Task description
Below is a block of data; give all of it again word for word.

Data in this exercise
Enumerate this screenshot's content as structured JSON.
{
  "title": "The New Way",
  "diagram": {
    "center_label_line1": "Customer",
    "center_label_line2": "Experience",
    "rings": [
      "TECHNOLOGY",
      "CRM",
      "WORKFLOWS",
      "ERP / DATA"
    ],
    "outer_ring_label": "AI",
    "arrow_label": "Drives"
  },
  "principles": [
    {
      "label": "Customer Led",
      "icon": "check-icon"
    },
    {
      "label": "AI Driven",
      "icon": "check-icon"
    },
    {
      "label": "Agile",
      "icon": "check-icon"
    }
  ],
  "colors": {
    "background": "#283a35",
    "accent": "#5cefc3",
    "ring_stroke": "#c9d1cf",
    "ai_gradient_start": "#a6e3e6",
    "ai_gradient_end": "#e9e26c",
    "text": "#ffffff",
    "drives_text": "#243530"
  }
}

Answer to this problem
Enumerate this screenshot's content as structured JSON.
{
  "title": "The New Way",
  "diagram": {
    "center_label_line1": "Customer",
    "center_label_line2": "Experience",
    "rings": [
      "TECHNOLOGY",
      "CRM",
      "WORKFLOWS",
      "ERP / DATA"
    ],
    "outer_ring_label": "AI",
    "arrow_label": "Drives"
  },
  "principles": [
    {
      "label": "Customer Led",
      "icon": "check-icon"
    },
    {
      "label": "AI Driven",
      "icon": "check-icon"
    },
    {
      "label": "Agile",
      "icon": "check-icon"
    }
  ],
  "colors": {
    "background": "#283a35",
    "accent": "#5cefc3",
    "ring_stroke": "#c9d1cf",
    "ai_gradient_start": "#a6e3e6",
    "ai_gradient_end": "#e9e26c",
    "text": "#ffffff",
    "drives_text": "#243530"
  }
}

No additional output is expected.